## Begin

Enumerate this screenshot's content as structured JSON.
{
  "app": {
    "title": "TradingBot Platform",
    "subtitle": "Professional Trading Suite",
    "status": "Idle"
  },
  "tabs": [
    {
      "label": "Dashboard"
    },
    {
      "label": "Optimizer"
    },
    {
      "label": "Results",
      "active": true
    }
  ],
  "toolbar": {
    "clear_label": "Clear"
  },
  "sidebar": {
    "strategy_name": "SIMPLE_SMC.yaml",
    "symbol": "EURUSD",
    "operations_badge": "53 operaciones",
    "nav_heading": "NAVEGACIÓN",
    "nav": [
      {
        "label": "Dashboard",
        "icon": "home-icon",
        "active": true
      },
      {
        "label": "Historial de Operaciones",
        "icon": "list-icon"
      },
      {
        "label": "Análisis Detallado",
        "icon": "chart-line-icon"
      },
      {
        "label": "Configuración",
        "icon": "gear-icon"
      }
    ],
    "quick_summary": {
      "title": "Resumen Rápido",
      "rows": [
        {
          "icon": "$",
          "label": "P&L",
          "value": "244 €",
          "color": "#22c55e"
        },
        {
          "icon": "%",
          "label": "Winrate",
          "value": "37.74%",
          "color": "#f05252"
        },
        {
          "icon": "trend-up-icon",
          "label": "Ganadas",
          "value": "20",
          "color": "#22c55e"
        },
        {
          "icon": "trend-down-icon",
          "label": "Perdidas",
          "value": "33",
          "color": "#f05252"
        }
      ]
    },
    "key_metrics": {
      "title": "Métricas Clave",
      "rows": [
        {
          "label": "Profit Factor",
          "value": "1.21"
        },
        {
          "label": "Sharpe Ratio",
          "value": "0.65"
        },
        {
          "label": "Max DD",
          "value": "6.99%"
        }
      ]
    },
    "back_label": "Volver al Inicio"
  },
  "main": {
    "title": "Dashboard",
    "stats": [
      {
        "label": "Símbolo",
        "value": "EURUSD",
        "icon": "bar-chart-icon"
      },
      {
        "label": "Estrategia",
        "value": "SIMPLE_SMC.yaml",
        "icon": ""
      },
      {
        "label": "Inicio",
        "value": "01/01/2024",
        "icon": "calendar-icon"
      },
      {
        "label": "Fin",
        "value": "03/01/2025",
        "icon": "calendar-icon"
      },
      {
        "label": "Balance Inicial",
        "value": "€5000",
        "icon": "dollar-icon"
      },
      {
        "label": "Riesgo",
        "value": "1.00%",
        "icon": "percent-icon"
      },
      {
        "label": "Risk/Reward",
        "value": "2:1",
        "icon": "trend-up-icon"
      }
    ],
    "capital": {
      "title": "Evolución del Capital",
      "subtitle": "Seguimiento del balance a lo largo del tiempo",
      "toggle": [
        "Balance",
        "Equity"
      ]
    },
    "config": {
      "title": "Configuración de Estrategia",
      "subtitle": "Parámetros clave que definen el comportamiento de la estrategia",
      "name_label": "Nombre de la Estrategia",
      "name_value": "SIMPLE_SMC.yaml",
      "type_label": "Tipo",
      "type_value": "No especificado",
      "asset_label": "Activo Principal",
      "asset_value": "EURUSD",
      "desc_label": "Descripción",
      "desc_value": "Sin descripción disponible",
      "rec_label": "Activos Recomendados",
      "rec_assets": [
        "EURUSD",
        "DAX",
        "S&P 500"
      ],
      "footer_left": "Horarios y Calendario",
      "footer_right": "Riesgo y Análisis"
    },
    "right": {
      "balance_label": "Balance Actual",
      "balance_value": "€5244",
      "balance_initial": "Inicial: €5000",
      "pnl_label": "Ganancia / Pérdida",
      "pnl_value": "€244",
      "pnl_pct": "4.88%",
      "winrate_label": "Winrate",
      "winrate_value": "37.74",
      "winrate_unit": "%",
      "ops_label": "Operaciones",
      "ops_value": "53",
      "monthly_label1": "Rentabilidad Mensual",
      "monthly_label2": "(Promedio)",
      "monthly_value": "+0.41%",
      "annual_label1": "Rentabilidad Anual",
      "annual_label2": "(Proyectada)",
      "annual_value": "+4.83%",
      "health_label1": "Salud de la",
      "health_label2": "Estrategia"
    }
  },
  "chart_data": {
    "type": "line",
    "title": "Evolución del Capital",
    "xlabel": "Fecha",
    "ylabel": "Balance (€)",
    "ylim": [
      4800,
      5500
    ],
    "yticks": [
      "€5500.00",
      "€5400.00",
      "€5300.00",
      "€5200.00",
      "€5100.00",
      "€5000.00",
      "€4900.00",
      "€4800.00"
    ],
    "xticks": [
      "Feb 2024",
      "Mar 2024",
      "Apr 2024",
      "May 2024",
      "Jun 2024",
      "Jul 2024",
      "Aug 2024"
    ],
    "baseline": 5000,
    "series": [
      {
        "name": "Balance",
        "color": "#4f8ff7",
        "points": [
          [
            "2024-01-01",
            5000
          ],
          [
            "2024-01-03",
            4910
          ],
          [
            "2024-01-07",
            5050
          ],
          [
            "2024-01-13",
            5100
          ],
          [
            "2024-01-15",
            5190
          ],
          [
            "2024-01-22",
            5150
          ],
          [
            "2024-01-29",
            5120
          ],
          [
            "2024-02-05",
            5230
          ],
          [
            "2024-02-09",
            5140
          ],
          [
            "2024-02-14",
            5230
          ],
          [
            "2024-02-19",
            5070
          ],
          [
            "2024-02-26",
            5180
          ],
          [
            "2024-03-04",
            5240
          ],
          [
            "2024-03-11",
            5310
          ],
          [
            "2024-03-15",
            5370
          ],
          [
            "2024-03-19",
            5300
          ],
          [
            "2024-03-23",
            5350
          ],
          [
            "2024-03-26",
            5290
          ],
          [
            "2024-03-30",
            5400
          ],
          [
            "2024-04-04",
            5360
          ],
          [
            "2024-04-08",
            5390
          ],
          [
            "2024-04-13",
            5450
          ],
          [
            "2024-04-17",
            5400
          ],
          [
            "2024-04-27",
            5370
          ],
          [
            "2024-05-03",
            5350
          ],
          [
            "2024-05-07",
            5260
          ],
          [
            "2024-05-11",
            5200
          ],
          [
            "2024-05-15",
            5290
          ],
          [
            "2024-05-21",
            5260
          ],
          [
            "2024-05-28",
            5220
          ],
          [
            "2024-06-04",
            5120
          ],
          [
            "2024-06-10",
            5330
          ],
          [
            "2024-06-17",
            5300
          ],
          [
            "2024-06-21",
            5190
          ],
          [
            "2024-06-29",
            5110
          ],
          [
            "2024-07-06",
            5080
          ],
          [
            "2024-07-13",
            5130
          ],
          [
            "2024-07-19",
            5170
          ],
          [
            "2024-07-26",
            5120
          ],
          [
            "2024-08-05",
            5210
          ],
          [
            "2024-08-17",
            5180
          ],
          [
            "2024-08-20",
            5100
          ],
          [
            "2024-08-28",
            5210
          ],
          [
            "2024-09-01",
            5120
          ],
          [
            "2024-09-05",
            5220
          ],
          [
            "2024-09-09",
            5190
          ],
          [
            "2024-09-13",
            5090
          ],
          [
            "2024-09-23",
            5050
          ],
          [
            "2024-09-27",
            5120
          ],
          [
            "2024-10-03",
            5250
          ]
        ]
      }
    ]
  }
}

## End

Problem description ▸ Reproduce each entry from the records above, character for character.

Finished answer ▸
Enumerate this screenshot's content as structured JSON.
{
  "app": {
    "title": "TradingBot Platform",
    "subtitle": "Professional Trading Suite",
    "status": "Idle"
  },
  "tabs": [
    {
      "label": "Dashboard"
    },
    {
      "label": "Optimizer"
    },
    {
      "label": "Results",
      "active": true
    }
  ],
  "toolbar": {
    "clear_label": "Clear"
  },
  "sidebar": {
    "strategy_name": "SIMPLE_SMC.yaml",
    "symbol": "EURUSD",
    "operations_badge": "53 operaciones",
    "nav_heading": "NAVEGACIÓN",
    "nav": [
      {
        "label": "Dashboard",
        "icon": "home-icon",
        "active": true
      },
      {
        "label": "Historial de Operaciones",
        "icon": "list-icon"
      },
      {
        "label": "Análisis Detallado",
        "icon": "chart-line-icon"
      },
      {
        "label": "Configuración",
        "icon": "gear-icon"
      }
    ],
    "quick_summary": {
      "title": "Resumen Rápido",
      "rows": [
        {
          "icon": "$",
          "label": "P&L",
          "value": "244 €",
          "color": "#22c55e"
        },
        {
          "icon": "%",
          "label": "Winrate",
          "value": "37.74%",
          "color": "#f05252"
        },
        {
          "icon": "trend-up-icon",
          "label": "Ganadas",
          "value": "20",
          "color": "#22c55e"
        },
        {
          "icon": "trend-down-icon",
          "label": "Perdidas",
          "value": "33",
          "color": "#f05252"
        }
      ]
    },
    "key_metrics": {
      "title": "Métricas Clave",
      "rows": [
        {
          "label": "Profit Factor",
          "value": "1.21"
        },
        {
          "label": "Sharpe Ratio",
          "value": "0.65"
        },
        {
          "label": "Max DD",
          "value": "6.99%"
        }
      ]
    },
    "back_label": "Volver al Inicio"
  },
  "main": {
    "title": "Dashboard",
    "stats": [
      {
        "label": "Símbolo",
        "value": "EURUSD",
        "icon": "bar-chart-icon"
      },
      {
        "label": "Estrategia",
        "value": "SIMPLE_SMC.yaml",
        "icon": ""
      },
      {
        "label": "Inicio",
        "value": "01/01/2024",
        "icon": "calendar-icon"
      },
      {
        "label": "Fin",
        "value": "03/01/2025",
        "icon": "calendar-icon"
      },
      {
        "label": "Balance Inicial",
        "value": "€5000",
        "icon": "dollar-icon"
      },
      {
        "label": "Riesgo",
        "value": "1.00%",
        "icon": "percent-icon"
      },
      {
        "label": "Risk/Reward",
        "value": "2:1",
        "icon": "trend-up-icon"
      }
    ],
    "capital": {
      "title": "Evolución del Capital",
      "subtitle": "Seguimiento del balance a lo largo del tiempo",
      "toggle": [
        "Balance",
        "Equity"
      ]
    },
    "config": {
      "title": "Configuración de Estrategia",
      "subtitle": "Parámetros clave que definen el comportamiento de la estrategia",
      "name_label": "Nombre de la Estrategia",
      "name_value": "SIMPLE_SMC.yaml",
      "type_label": "Tipo",
      "type_value": "No especificado",
      "asset_label": "Activo Principal",
      "asset_value": "EURUSD",
      "desc_label": "Descripción",
      "desc_value": "Sin descripción disponible",
      "rec_label": "Activos Recomendados",
      "rec_assets": [
        "EURUSD",
        "DAX",
        "S&P 500"
      ],
      "footer_left": "Horarios y Calendario",
      "footer_right": "Riesgo y Análisis"
    },
    "right": {
      "balance_label": "Balance Actual",
      "balance_value": "€5244",
      "balance_initial": "Inicial: €5000",
      "pnl_label": "Ganancia / Pérdida",
      "pnl_value": "€244",
      "pnl_pct": "4.88%",
      "winrate_label": "Winrate",
      "winrate_value": "37.74",
      "winrate_unit": "%",
      "ops_label": "Operaciones",
      "ops_value": "53",
      "monthly_label1": "Rentabilidad Mensual",
      "monthly_label2": "(Promedio)",
      "monthly_value": "+0.41%",
      "annual_label1": "Rentabilidad Anual",
      "annual_label2": "(Proyectada)",
      "annual_value": "+4.83%",
      "health_label1": "Salud de la",
      "health_label2": "Estrategia"
    }
  },
  "chart_data": {
    "type": "line",
    "title": "Evolución del Capital",
    "xlabel": "Fecha",
    "ylabel": "Balance (€)",
    "ylim": [
      4800,
      5500
    ],
    "yticks": [
      "€5500.00",
      "€5400.00",
      "€5300.00",
      "€5200.00",
      "€5100.00",
      "€5000.00",
      "€4900.00",
      "€4800.00"
    ],
    "xticks": [
      "Feb 2024",
      "Mar 2024",
      "Apr 2024",
      "May 2024",
      "Jun 2024",
      "Jul 2024",
      "Aug 2024"
    ],
    "baseline": 5000,
    "series": [
      {
        "name": "Balance",
        "color": "#4f8ff7",
        "points": [
          [
            "2024-01-01",
            5000
          ],
          [
            "2024-01-03",
            4910
          ],
          [
            "2024-01-07",
            5050
          ],
          [
            "2024-01-13",
            5100
          ],
          [
            "2024-01-15",
            5190
          ],
          [
            "2024-01-22",
            5150
          ],
          [
            "2024-01-29",
            5120
          ],
          [
            "2024-02-05",
            5230
          ],
          [
            "2024-02-09",
            5140
          ],
          [
            "2024-02-14",
            5230
          ],
          [
            "2024-02-19",
            5070
          ],
          [
            "2024-02-26",
            5180
          ],
          [
            "2024-03-04",
            5240
          ],
          [
            "2024-03-11",
            5310
          ],
          [
            "2024-03-15",
            5370
          ],
          [
            "2024-03-19",
            5300
          ],
          [
            "2024-03-23",
            5350
          ],
          [
            "2024-03-26",
            5290
          ],
          [
            "2024-03-30",
            5400
          ],
          [
            "2024-04-04",
            5360
          ],
          [
            "2024-04-08",
            5390
          ],
          [
            "2024-04-13",
            5450
          ],
          [
            "2024-04-17",
            5400
          ],
          [
            "2024-04-27",
            5370
          ],
          [
            "2024-05-03",
            5350
          ],
          [
            "2024-05-07",
            5260
          ],
          [
            "2024-05-11",
            5200
          ],
          [
            "2024-05-15",
            5290
          ],
          [
            "2024-05-21",
            5260
          ],
          [
            "2024-05-28",
            5220
          ],
          [
            "2024-06-04",
            5120
          ],
          [
            "2024-06-10",
            5330
          ],
          [
            "2024-06-17",
            5300
          ],
          [
            "2024-06-21",
            5190
          ],
          [
            "2024-06-29",
            5110
          ],
          [
            "2024-07-06",
            5080
          ],
          [
            "2024-07-13",
            5130
          ],
          [
            "2024-07-19",
            5170
          ],
          [
            "2024-07-26",
            5120
          ],
          [
            "2024-08-05",
            5210
          ],
          [
            "2024-08-17",
            5180
          ],
          [
            "2024-08-20",
            5100
          ],
          [
            "2024-08-28",
            5210
          ],
          [
            "2024-09-01",
            5120
          ],
          [
            "2024-09-05",
            5220
          ],
          [
            "2024-09-09",
            5190
          ],
          [
            "2024-09-13",
            5090
          ],
          [
            "2024-09-23",
            5050
          ],
          [
            "2024-09-27",
            5120
          ],
          [
            "2024-10-03",
            5250
          ]
        ]
      }
    ]
  }
}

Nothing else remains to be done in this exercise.